** Task to carry out **
Reproduce each line exactly.

** Material supplied **
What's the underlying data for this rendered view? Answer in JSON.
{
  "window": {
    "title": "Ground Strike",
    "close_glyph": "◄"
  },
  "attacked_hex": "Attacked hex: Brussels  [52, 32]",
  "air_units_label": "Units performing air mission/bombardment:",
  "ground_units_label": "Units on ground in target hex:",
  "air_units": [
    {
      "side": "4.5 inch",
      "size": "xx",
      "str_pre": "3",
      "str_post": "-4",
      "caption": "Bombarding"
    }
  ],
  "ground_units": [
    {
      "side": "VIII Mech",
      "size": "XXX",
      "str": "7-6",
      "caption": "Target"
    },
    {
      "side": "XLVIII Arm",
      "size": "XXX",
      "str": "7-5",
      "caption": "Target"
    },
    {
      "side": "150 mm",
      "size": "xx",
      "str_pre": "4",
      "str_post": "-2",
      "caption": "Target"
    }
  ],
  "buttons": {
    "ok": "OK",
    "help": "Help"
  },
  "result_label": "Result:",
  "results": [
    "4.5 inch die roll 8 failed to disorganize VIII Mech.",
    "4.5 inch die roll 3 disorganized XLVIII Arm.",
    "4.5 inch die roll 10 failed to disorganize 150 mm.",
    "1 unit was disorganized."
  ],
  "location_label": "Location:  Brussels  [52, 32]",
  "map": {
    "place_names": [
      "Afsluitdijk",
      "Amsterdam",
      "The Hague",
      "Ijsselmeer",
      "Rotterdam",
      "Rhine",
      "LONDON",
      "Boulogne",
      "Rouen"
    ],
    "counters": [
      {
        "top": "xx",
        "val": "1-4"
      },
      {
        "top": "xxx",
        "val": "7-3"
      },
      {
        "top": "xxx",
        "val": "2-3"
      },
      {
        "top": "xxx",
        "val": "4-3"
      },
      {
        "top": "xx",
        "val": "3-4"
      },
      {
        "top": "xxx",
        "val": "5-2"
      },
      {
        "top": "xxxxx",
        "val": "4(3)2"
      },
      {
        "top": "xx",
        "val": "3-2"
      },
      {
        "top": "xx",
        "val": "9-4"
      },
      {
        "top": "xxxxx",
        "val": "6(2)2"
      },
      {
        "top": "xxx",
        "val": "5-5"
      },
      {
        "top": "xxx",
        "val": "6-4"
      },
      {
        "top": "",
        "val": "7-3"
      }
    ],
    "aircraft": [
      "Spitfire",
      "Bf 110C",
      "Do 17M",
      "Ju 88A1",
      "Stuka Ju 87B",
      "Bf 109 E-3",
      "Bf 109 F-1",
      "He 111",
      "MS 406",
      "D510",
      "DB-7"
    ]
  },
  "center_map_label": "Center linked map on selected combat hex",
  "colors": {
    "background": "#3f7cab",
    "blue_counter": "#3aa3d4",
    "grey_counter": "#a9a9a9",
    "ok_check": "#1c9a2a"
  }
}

** Exercise solution **
What's the underlying data for this rendered view? Answer in JSON.
{
  "window": {
    "title": "Ground Strike",
    "close_glyph": "◄"
  },
  "attacked_hex": "Attacked hex: Brussels  [52, 32]",
  "air_units_label": "Units performing air mission/bombardment:",
  "ground_units_label": "Units on ground in target hex:",
  "air_units": [
    {
      "side": "4.5 inch",
      "size": "xx",
      "str_pre": "3",
      "str_post": "-4",
      "caption": "Bombarding"
    }
  ],
  "ground_units": [
    {
      "side": "VIII Mech",
      "size": "XXX",
      "str": "7-6",
      "caption": "Target"
    },
    {
      "side": "XLVIII Arm",
      "size": "XXX",
      "str": "7-5",
      "caption": "Target"
    },
    {
      "side": "150 mm",
      "size": "xx",
      "str_pre": "4",
      "str_post": "-2",
      "caption": "Target"
    }
  ],
  "buttons": {
    "ok": "OK",
    "help": "Help"
  },
  "result_label": "Result:",
  "results": [
    "4.5 inch die roll 8 failed to disorganize VIII Mech.",
    "4.5 inch die roll 3 disorganized XLVIII Arm.",
    "4.5 inch die roll 10 failed to disorganize 150 mm.",
    "1 unit was disorganized."
  ],
  "location_label": "Location:  Brussels  [52, 32]",
  "map": {
    "place_names": [
      "Afsluitdijk",
      "Amsterdam",
      "The Hague",
      "Ijsselmeer",
      "Rotterdam",
      "Rhine",
      "LONDON",
      "Boulogne",
      "Rouen"
    ],
    "counters": [
      {
        "top": "xx",
        "val": "1-4"
      },
      {
        "top": "xxx",
        "val": "7-3"
      },
      {
        "top": "xxx",
        "val": "2-3"
      },
      {
        "top": "xxx",
        "val": "4-3"
      },
      {
        "top": "xx",
        "val": "3-4"
      },
      {
        "top": "xxx",
        "val": "5-2"
      },
      {
        "top": "xxxxx",
        "val": "4(3)2"
      },
      {
        "top": "xx",
        "val": "3-2"
      },
      {
        "top": "xx",
        "val": "9-4"
      },
      {
        "top": "xxxxx",
        "val": "6(2)2"
      },
      {
        "top": "xxx",
        "val": "5-5"
      },
      {
        "top": "xxx",
        "val": "6-4"
      },
      {
        "top": "",
        "val": "7-3"
      }
    ],
    "aircraft": [
      "Spitfire",
      "Bf 110C",
      "Do 17M",
      "Ju 88A1",
      "Stuka Ju 87B",
      "Bf 109 E-3",
      "Bf 109 F-1",
      "He 111",
      "MS 406",
      "D510",
      "DB-7"
    ]
  },
  "center_map_label": "Center linked map on selected combat hex",
  "colors": {
    "background": "#3f7cab",
    "blue_counter": "#3aa3d4",
    "grey_counter": "#a9a9a9",
    "ok_check": "#1c9a2a"
  }
}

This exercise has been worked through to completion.